**DIRECTIONS FOR THIS TASK**
Search the data below for "一共用去"; list each line that holds it.

**THE RECORDS**
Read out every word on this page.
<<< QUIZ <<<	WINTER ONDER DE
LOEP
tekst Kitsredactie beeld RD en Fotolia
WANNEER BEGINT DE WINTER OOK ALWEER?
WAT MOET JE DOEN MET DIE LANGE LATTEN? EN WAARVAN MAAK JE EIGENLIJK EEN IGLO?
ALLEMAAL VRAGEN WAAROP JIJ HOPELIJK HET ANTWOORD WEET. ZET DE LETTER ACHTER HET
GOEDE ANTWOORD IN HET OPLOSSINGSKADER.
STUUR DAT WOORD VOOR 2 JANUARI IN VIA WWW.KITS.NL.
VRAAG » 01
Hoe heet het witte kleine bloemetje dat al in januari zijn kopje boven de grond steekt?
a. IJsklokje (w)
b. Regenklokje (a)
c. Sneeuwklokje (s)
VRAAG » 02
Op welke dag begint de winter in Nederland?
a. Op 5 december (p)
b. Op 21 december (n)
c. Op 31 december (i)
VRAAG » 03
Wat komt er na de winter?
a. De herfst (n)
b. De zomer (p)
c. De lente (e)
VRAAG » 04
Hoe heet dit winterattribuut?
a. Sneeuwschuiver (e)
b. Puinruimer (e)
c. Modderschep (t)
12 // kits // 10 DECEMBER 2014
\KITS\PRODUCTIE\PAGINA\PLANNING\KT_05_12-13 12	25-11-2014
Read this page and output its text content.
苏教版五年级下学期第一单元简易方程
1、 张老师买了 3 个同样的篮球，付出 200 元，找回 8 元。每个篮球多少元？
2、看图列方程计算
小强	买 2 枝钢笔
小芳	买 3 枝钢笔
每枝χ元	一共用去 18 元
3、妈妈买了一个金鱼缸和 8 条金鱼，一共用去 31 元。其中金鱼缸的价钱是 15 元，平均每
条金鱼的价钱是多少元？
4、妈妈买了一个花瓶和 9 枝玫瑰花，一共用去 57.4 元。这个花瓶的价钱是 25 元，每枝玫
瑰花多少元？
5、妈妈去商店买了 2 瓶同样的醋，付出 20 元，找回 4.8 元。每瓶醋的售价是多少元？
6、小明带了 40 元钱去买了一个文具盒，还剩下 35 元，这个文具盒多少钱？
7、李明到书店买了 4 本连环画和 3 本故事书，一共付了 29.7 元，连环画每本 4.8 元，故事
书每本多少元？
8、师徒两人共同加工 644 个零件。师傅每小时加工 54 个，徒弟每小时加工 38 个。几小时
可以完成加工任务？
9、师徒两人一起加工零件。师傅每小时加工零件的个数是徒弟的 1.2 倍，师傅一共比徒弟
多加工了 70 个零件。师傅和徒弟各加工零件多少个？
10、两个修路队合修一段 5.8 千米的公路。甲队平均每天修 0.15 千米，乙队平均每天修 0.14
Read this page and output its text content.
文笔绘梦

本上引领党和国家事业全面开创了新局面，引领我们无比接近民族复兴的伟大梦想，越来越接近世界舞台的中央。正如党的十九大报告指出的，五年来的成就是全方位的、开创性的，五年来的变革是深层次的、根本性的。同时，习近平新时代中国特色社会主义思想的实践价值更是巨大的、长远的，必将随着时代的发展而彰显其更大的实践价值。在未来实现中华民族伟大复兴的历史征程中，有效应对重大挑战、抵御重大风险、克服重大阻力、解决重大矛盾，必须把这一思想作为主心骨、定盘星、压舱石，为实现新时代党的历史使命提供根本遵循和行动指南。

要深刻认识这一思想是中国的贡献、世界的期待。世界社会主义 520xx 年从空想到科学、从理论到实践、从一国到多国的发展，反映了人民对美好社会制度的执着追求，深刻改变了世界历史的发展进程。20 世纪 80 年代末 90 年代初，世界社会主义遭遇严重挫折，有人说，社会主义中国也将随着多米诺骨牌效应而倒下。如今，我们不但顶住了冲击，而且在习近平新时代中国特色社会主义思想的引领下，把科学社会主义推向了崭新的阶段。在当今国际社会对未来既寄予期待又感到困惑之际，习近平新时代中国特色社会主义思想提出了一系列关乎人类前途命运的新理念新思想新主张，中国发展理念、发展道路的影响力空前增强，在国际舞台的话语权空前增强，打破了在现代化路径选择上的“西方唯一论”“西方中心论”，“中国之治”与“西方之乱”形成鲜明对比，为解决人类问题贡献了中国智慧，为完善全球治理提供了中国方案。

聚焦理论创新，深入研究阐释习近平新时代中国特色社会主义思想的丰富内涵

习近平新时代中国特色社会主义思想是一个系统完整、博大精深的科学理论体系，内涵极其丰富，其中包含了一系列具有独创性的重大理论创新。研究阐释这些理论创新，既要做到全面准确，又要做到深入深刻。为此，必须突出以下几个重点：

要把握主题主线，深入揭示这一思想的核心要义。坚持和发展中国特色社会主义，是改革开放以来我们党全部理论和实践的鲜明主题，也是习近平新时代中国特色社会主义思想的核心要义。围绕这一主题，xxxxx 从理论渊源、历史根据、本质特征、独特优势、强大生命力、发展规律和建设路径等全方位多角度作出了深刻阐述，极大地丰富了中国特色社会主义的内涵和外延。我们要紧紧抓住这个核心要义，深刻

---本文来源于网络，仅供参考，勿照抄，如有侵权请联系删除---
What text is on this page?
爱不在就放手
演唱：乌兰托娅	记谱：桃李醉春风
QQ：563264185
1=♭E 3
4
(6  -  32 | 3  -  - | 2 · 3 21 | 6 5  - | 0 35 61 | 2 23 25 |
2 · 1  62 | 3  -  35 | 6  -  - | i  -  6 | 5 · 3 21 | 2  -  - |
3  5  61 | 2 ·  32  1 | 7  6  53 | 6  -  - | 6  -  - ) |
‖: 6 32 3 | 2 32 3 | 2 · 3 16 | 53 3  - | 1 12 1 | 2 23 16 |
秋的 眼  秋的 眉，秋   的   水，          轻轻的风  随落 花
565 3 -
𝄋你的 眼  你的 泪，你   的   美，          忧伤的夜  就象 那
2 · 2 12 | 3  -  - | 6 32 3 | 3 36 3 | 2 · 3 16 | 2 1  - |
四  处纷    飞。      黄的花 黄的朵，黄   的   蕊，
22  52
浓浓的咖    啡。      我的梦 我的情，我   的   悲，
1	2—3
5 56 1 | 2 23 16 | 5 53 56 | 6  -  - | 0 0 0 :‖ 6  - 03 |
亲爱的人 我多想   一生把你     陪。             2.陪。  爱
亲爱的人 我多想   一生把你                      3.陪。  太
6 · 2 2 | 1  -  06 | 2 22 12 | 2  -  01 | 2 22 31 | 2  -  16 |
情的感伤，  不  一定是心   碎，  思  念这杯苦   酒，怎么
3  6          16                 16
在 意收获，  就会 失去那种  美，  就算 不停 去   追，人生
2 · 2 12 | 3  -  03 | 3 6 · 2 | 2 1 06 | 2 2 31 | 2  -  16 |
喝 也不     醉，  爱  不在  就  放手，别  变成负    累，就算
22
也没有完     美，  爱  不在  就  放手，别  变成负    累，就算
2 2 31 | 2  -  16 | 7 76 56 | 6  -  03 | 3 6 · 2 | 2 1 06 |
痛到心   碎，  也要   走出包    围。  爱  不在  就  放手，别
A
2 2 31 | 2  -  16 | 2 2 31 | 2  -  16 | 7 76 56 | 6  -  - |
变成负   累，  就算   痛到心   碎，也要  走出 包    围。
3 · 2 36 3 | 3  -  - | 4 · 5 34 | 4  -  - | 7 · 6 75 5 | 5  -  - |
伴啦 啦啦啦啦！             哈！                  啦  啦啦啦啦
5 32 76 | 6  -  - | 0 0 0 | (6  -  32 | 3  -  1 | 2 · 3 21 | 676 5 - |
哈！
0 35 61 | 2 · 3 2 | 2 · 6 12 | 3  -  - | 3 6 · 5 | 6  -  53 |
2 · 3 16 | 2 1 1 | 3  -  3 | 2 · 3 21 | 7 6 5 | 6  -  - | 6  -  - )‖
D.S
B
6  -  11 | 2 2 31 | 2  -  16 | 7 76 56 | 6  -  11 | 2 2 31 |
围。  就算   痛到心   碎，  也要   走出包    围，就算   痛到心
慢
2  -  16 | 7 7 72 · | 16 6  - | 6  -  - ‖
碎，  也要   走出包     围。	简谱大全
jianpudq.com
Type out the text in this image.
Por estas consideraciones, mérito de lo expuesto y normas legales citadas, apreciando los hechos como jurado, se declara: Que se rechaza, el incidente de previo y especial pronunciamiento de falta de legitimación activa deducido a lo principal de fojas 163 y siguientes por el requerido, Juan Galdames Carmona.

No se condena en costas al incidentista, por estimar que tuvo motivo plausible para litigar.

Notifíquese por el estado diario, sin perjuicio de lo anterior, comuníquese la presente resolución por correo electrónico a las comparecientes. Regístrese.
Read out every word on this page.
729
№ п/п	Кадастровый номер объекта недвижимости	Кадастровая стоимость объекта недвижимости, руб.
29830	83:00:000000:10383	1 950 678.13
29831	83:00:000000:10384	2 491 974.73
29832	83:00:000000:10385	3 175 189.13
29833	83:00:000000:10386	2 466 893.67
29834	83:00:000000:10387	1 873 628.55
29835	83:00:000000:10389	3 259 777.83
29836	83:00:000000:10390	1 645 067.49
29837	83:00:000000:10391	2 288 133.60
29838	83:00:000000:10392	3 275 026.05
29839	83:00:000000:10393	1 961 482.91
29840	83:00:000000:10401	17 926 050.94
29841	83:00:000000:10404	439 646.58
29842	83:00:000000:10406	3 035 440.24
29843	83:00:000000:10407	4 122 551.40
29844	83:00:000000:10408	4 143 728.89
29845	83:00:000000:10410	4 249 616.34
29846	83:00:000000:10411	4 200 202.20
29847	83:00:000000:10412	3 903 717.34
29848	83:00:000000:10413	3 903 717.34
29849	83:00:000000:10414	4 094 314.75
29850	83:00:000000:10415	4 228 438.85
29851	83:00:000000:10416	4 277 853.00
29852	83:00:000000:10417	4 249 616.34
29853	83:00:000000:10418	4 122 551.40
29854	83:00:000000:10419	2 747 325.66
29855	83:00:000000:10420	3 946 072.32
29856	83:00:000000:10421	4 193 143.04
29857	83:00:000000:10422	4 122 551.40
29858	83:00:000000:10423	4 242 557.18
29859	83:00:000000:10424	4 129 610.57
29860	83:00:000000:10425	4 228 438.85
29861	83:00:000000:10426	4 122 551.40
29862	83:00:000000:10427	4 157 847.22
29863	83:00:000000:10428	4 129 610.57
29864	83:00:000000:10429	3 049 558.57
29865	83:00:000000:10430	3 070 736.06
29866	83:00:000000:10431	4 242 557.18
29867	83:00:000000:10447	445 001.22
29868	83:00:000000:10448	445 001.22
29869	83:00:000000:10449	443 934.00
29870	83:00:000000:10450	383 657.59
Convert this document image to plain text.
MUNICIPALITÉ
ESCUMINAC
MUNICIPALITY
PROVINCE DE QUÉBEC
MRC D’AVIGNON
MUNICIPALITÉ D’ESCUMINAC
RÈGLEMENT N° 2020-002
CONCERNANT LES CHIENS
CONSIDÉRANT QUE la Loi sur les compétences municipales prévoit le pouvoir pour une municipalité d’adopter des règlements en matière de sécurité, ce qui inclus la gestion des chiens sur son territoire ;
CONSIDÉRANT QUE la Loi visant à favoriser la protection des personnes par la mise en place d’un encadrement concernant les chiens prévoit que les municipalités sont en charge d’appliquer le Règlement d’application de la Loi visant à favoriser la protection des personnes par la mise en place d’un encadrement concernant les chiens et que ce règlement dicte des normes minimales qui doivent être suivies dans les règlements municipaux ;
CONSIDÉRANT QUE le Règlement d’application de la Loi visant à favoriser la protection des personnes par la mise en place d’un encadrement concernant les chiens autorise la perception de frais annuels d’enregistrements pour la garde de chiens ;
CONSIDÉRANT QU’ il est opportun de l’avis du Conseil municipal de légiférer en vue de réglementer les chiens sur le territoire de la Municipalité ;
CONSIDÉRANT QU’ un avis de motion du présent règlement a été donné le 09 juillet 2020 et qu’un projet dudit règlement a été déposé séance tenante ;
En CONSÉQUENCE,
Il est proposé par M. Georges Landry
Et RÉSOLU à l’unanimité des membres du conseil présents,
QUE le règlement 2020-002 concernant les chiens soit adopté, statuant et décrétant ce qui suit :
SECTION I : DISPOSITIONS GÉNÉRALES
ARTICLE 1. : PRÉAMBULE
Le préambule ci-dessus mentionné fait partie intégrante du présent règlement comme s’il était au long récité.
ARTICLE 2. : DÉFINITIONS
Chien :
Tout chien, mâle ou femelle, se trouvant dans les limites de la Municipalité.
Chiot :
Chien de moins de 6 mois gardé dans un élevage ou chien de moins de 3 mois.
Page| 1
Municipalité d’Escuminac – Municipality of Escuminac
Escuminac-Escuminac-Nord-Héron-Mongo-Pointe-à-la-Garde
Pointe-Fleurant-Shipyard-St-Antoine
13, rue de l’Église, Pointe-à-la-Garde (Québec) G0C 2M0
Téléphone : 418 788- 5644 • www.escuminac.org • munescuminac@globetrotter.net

**EXERCISE RESULT**
每枝χ元	一共用去 18 元
3、妈妈买了一个金鱼缸和 8 条金鱼，一共用去 31 元。其中金鱼缸的价钱是 15 元，平均每
4、妈妈买了一个花瓶和 9 枝玫瑰花，一共用去 57.4 元。这个花瓶的价钱是 25 元，每枝玫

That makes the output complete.